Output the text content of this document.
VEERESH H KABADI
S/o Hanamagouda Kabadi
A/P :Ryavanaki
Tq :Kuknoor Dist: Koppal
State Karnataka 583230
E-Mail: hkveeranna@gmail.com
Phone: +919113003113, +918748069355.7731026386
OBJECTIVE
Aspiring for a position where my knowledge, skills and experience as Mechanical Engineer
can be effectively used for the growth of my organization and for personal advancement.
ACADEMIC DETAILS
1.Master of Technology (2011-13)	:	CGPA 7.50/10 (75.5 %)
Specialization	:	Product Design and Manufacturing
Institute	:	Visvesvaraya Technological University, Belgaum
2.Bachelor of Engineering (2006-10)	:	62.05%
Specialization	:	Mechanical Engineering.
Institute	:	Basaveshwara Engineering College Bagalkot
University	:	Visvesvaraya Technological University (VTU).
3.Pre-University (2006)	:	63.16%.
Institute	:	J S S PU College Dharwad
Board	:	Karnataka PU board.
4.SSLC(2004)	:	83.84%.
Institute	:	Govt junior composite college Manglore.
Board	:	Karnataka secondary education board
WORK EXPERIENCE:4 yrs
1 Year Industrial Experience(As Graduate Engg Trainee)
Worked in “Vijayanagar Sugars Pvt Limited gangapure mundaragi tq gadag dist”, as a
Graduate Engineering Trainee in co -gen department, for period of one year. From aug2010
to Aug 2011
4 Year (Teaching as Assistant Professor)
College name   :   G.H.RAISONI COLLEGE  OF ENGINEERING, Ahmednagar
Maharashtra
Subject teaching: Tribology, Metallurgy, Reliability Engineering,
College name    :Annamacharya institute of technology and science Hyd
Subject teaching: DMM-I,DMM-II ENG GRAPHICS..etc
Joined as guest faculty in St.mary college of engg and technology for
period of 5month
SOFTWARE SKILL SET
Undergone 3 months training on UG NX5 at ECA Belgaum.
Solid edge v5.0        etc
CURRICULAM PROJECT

------------------------------------

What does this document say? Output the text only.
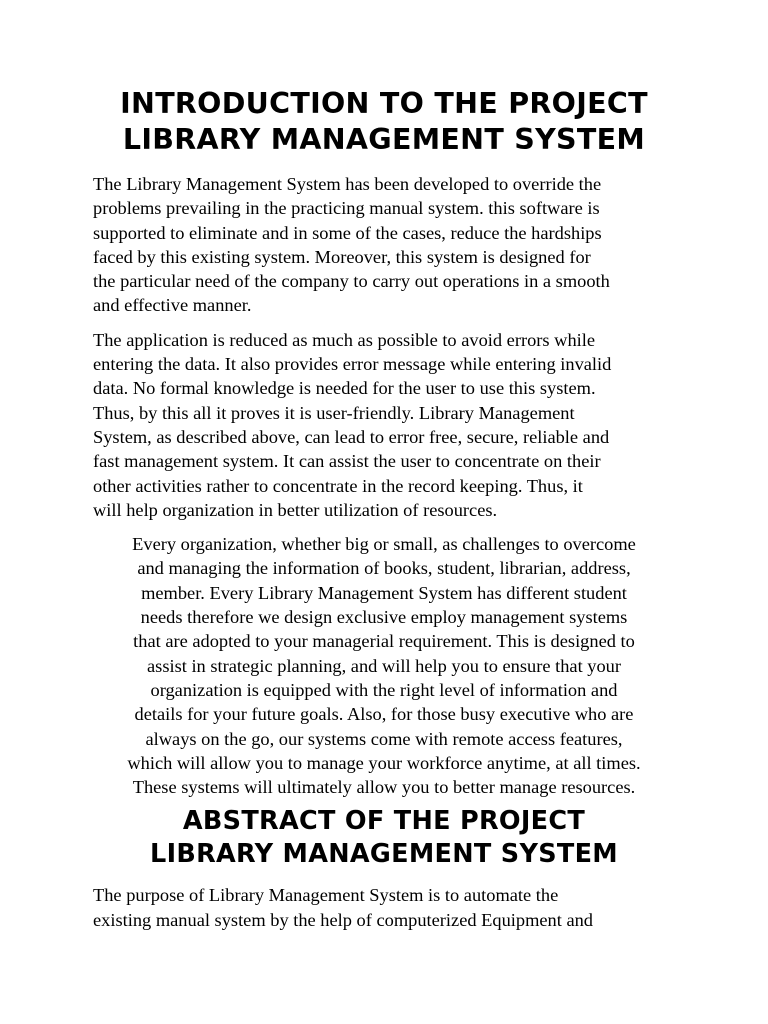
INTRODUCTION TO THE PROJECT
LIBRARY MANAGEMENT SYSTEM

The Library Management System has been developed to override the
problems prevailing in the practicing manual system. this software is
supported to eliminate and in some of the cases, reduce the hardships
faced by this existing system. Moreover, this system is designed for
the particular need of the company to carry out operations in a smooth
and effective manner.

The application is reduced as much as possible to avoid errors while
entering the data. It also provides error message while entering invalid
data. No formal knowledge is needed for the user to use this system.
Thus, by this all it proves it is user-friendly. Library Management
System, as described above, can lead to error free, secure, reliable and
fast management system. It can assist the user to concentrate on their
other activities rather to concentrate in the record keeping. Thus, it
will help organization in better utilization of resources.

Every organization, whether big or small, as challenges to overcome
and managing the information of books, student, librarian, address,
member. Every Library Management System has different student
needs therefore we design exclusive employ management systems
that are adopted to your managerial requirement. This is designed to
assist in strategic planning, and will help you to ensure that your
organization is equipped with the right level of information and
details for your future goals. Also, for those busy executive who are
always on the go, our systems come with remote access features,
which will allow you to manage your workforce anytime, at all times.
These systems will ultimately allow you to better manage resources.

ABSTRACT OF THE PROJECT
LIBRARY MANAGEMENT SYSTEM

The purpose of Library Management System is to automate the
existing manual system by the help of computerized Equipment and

------------------------------------

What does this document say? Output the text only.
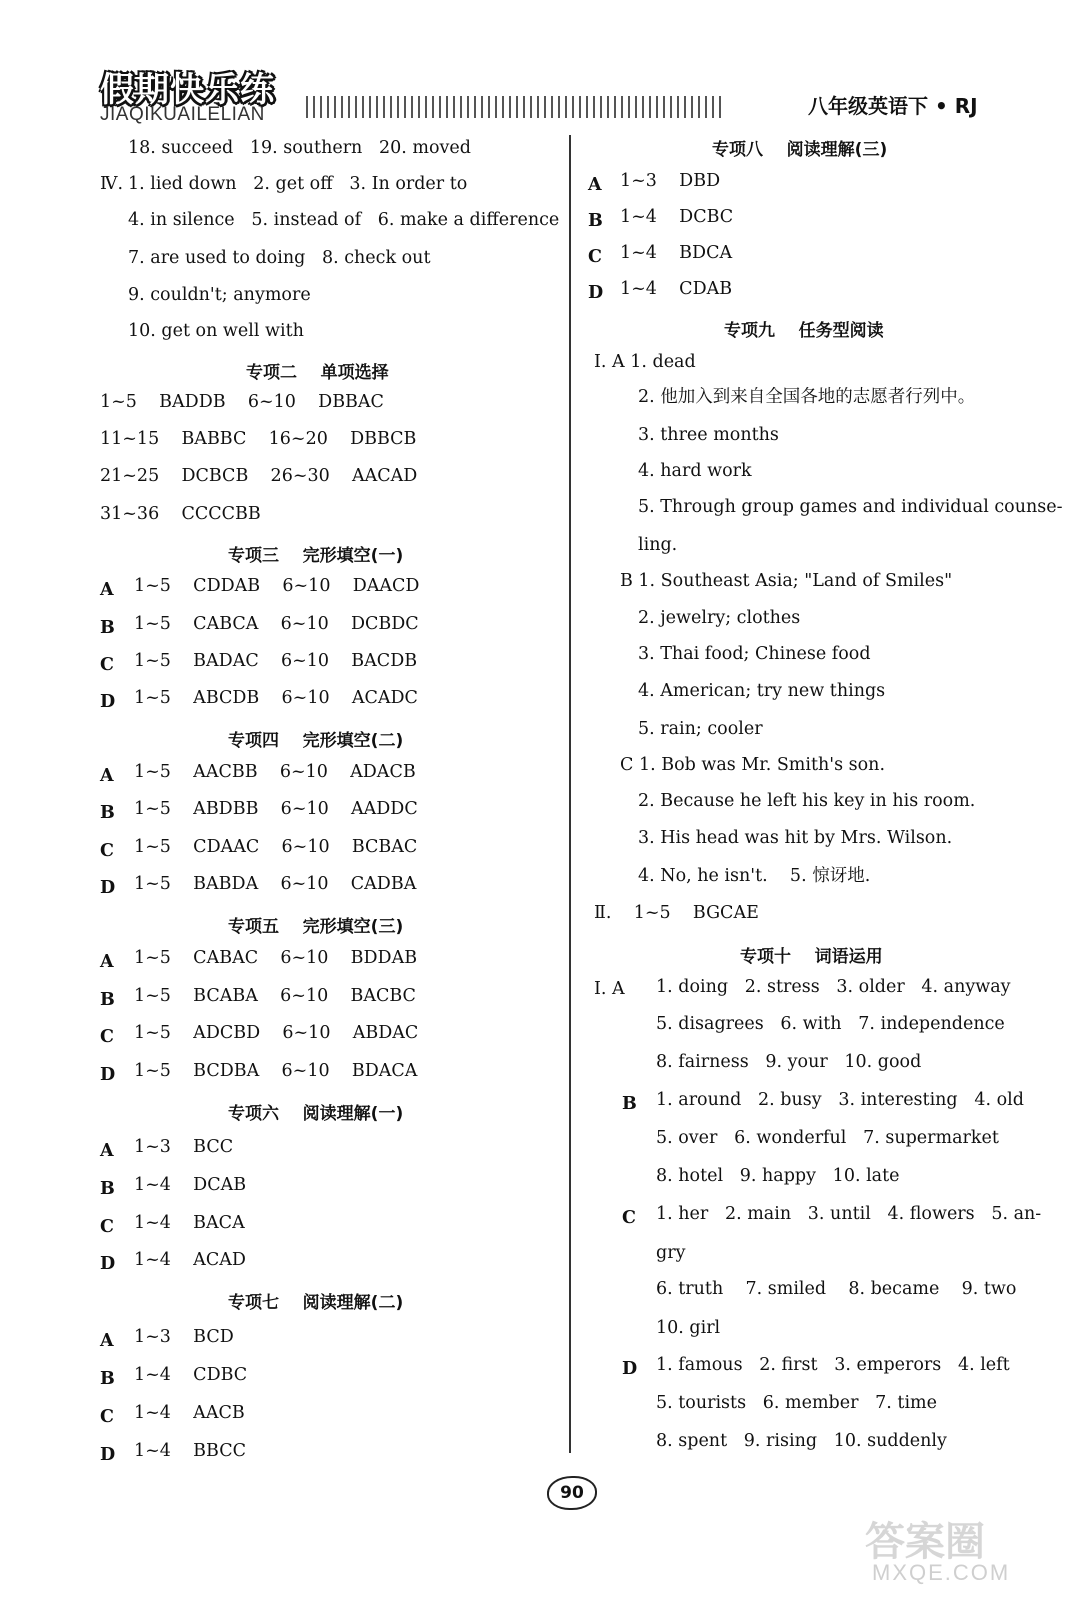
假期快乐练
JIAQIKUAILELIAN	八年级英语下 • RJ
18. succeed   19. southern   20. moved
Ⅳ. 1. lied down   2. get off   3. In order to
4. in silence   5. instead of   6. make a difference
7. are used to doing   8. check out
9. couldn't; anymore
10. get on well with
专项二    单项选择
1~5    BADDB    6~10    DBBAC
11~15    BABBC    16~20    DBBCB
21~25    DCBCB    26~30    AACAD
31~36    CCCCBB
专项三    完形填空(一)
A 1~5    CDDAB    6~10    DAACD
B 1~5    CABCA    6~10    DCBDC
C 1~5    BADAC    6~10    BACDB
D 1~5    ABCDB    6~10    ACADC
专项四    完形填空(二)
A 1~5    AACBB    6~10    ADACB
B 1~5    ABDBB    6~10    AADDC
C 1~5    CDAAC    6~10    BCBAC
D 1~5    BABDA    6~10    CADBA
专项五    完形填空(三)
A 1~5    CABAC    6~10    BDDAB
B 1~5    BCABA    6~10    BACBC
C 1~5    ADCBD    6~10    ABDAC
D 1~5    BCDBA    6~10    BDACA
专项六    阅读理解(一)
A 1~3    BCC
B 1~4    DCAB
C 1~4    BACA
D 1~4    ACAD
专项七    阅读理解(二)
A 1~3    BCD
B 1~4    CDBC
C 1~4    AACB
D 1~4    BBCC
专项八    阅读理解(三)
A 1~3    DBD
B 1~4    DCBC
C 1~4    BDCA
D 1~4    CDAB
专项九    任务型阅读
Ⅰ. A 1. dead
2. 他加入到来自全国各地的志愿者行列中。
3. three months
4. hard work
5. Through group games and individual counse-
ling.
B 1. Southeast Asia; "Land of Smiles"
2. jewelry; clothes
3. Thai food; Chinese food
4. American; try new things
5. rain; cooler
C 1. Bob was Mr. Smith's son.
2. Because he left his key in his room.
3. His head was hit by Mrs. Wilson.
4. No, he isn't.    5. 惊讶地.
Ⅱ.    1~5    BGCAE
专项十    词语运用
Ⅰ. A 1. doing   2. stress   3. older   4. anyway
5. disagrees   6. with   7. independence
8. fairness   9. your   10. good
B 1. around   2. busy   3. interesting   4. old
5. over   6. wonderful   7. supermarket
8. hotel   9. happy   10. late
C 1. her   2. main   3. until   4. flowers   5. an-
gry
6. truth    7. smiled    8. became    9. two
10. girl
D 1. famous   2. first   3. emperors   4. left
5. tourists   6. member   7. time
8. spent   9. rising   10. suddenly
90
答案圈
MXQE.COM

------------------------------------

### Task objective:
Gather each line from the entries above that includes the word "with".

### The response:
organization is equipped with the right level of information and
always on the go, our systems come with remote access features,
10. get on well with
5. disagrees   6. with   7. independence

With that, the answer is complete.